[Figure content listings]
------------------------------------
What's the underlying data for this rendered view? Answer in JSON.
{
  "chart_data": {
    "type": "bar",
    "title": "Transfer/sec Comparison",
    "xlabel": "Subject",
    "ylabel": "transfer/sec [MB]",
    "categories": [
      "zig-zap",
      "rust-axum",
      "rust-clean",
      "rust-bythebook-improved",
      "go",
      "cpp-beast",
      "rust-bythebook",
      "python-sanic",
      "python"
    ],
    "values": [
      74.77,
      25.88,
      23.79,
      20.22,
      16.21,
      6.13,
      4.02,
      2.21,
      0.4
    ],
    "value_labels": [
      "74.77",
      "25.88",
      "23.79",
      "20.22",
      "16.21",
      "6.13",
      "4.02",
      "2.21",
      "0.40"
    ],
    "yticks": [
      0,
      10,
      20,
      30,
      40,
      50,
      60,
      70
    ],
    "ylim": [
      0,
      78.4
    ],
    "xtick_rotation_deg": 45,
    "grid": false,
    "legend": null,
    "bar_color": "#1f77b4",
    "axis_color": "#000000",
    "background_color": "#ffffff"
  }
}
------------------------------------
What the exercise asks. Return a copy of every line that includes the word "rust".

Task solution.
      "rust-axum",
      "rust-clean",
      "rust-bythebook-improved",
      "rust-bythebook",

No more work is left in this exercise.